Records from a data source:
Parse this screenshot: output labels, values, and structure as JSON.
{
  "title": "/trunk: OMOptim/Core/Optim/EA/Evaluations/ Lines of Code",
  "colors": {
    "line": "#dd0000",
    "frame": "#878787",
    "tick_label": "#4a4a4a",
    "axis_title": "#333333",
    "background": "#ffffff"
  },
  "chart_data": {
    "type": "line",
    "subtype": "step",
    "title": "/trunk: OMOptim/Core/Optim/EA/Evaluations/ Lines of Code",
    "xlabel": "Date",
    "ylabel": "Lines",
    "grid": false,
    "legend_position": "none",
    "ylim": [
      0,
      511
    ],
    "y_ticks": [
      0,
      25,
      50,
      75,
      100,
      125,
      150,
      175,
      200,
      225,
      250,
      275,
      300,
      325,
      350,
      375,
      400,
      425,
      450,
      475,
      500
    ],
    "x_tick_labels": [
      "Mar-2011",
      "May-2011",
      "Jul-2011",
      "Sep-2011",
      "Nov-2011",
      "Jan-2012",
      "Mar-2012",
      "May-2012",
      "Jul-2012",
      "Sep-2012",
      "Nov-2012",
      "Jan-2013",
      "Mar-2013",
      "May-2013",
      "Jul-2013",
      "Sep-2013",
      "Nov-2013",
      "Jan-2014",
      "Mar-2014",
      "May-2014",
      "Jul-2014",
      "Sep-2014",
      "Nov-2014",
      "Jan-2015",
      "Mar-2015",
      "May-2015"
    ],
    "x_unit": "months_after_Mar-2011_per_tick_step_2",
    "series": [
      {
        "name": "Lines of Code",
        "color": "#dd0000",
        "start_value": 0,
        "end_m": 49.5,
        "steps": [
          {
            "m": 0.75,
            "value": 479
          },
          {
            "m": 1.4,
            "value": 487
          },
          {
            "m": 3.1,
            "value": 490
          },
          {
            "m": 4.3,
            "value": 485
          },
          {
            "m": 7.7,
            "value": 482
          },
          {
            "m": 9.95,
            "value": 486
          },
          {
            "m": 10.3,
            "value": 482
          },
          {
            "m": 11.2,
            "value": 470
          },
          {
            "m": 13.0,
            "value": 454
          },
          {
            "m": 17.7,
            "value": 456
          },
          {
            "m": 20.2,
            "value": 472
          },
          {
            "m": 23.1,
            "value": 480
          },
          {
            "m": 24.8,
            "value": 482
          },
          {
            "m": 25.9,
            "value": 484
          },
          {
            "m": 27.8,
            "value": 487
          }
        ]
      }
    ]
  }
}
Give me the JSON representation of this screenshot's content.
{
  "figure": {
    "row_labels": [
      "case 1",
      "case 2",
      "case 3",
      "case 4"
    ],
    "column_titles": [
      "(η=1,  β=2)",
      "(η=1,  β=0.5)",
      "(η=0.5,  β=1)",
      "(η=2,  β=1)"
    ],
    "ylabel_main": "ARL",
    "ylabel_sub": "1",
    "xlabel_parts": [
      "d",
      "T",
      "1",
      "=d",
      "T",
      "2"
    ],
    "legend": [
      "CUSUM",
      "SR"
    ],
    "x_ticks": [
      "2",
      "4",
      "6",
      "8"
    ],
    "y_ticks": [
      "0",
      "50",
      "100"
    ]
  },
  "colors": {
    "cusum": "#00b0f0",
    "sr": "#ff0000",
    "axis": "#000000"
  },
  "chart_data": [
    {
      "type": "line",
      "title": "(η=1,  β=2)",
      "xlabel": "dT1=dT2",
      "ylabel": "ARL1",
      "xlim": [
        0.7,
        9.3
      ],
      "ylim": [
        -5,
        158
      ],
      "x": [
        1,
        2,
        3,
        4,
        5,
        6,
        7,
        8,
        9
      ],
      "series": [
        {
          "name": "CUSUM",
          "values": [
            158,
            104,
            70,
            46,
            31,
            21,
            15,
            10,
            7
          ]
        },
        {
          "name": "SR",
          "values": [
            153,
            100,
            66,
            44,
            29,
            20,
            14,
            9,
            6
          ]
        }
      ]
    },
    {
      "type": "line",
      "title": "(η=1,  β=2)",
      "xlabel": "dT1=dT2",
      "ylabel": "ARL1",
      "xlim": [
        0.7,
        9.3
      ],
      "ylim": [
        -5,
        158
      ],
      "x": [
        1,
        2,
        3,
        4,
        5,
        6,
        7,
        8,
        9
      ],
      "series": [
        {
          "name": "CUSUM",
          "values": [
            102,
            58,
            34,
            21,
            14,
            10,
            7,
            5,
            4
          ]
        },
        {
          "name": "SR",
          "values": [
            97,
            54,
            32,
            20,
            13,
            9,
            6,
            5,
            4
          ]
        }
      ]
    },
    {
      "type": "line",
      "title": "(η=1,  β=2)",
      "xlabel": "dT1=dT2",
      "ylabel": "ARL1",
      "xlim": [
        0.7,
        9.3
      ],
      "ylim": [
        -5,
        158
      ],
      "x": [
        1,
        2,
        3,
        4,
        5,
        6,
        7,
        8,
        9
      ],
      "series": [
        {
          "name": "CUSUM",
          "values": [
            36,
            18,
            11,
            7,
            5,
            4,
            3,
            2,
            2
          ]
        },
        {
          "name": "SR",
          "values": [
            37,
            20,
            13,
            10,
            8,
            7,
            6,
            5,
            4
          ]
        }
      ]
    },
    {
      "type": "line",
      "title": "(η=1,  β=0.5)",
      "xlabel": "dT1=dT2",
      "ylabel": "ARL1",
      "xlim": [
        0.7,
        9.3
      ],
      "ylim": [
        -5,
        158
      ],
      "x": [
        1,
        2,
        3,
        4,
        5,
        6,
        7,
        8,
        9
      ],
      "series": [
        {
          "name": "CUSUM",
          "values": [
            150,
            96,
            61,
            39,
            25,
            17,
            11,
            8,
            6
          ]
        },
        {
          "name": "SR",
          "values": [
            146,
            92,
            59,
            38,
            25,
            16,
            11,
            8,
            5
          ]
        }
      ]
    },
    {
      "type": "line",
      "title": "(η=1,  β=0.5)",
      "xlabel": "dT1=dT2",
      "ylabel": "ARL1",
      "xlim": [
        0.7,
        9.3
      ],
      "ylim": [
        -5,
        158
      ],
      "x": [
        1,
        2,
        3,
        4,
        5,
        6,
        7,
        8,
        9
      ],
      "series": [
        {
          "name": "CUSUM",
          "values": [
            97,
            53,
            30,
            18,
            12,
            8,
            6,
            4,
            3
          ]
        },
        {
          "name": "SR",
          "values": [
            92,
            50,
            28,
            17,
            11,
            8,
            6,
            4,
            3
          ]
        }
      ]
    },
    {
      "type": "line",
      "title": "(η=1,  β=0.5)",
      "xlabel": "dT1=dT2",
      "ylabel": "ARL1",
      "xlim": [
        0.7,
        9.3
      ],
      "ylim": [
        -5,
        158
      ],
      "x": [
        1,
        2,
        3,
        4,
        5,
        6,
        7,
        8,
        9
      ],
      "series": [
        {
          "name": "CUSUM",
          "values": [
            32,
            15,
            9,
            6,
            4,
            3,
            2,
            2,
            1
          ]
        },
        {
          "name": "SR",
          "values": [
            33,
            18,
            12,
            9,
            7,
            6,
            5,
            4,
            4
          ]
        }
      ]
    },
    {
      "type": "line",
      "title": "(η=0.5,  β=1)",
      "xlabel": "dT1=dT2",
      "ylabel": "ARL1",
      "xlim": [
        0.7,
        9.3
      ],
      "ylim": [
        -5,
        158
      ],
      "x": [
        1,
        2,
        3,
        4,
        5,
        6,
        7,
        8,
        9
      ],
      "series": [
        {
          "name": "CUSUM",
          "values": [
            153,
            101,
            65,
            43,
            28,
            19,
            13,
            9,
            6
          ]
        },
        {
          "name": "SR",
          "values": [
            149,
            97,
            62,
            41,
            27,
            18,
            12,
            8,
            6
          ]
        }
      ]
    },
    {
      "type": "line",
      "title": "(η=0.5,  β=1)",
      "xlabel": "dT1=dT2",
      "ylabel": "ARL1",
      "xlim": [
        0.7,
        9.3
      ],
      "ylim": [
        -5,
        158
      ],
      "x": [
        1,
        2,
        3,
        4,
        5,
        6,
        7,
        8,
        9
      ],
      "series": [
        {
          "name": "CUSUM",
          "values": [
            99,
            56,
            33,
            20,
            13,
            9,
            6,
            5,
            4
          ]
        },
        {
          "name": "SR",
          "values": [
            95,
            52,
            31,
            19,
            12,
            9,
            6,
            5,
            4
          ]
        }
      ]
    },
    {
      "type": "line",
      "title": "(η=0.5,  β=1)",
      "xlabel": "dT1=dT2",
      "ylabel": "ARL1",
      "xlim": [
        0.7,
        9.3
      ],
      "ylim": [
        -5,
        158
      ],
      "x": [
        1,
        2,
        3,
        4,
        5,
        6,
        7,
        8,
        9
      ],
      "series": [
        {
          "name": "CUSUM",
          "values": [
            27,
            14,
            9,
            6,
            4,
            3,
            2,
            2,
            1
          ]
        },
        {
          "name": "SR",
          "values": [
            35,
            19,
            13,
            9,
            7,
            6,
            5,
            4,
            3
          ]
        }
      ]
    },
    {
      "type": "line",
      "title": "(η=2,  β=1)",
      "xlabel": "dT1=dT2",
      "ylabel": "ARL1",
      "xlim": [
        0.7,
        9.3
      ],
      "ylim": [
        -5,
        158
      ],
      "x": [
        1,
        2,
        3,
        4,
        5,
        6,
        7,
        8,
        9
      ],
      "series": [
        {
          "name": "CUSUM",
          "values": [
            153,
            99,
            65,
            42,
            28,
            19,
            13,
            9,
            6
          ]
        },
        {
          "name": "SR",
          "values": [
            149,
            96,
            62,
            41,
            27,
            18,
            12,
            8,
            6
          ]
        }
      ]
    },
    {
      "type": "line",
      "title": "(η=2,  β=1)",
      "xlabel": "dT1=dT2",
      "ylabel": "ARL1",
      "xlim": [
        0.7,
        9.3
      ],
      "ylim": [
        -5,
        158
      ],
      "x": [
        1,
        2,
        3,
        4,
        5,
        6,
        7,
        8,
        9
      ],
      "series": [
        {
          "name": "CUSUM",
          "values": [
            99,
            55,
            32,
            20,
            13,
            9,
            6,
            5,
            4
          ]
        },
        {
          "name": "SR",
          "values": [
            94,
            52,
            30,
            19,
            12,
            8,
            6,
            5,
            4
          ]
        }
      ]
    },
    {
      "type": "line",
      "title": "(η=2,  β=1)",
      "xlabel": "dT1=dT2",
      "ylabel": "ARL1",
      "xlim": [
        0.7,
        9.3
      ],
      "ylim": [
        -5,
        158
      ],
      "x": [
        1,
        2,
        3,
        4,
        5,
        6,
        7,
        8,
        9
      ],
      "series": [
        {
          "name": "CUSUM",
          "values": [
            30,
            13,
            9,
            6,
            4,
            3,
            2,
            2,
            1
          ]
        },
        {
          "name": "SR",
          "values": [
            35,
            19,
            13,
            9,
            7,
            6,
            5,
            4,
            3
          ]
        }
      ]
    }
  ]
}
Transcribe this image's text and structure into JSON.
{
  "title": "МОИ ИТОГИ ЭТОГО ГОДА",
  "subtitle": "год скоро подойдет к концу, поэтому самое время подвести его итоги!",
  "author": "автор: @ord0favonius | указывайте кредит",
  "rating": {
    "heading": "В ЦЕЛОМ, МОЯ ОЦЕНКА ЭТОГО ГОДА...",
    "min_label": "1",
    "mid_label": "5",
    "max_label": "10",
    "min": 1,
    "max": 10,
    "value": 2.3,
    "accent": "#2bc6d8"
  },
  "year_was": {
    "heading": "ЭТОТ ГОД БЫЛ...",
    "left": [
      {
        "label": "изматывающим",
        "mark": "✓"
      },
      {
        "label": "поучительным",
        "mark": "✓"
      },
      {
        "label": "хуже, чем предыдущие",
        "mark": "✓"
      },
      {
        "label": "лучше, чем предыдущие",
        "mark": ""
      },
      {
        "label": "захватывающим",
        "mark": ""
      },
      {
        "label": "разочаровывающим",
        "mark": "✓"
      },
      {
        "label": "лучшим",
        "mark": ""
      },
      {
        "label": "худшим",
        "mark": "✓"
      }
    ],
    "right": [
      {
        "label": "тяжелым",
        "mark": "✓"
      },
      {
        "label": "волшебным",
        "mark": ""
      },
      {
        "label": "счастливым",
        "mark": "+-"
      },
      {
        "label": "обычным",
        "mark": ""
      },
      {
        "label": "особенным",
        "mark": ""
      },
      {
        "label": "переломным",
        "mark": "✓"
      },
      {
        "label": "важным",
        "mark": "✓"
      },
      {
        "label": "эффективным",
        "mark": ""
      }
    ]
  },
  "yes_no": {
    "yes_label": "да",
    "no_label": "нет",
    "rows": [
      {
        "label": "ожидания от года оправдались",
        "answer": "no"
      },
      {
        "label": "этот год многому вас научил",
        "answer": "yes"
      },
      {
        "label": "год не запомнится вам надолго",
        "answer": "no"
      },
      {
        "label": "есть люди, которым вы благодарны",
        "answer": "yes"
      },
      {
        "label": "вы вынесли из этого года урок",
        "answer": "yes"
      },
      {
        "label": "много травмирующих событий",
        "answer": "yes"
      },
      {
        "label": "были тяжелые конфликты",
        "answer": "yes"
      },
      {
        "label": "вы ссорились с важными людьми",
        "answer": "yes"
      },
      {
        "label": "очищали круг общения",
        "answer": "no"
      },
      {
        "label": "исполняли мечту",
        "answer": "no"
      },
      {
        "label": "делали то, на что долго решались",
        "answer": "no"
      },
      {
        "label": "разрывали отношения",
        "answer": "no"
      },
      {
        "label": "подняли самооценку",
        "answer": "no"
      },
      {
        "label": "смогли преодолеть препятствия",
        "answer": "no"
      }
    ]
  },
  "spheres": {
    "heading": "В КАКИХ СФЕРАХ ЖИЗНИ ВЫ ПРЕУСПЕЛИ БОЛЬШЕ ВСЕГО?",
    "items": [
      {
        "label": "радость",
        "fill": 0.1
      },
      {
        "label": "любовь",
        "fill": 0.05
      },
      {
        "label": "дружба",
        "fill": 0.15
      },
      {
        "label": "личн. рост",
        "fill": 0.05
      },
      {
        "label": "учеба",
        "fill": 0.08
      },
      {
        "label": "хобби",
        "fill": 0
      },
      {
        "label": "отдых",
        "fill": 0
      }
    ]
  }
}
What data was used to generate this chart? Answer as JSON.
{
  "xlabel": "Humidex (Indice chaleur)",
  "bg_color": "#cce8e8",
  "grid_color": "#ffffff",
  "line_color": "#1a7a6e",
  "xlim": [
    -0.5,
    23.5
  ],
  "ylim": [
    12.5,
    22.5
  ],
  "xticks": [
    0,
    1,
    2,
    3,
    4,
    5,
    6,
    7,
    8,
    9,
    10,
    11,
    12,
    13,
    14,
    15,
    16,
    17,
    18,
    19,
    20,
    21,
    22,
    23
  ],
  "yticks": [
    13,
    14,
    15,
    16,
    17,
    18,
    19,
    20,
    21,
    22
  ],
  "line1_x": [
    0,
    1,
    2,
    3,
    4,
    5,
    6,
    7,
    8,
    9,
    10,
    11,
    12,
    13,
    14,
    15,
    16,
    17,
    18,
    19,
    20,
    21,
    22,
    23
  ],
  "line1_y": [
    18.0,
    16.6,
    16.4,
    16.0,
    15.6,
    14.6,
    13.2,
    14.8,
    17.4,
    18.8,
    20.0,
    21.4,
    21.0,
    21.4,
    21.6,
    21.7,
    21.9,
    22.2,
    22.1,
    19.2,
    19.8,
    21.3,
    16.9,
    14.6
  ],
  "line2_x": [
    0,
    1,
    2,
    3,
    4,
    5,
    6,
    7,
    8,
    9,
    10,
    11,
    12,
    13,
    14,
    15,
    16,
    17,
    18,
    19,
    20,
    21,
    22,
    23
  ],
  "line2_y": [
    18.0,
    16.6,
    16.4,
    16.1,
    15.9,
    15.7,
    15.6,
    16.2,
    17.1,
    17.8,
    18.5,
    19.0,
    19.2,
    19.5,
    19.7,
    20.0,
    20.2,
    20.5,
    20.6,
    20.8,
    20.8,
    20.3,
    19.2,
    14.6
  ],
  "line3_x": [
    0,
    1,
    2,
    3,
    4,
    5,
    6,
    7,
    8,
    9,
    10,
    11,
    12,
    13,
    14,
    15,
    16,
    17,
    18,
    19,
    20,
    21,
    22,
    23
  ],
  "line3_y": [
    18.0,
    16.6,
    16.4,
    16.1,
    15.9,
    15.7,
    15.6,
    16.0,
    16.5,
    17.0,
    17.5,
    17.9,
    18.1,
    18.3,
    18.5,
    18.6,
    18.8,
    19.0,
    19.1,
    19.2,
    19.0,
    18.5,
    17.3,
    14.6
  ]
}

■ YOUR OBJECTIVE: Show the lines that mention the word "предыдущие".

■ WRITTEN REPLY:
        "label": "хуже, чем предыдущие",
        "label": "лучше, чем предыдущие",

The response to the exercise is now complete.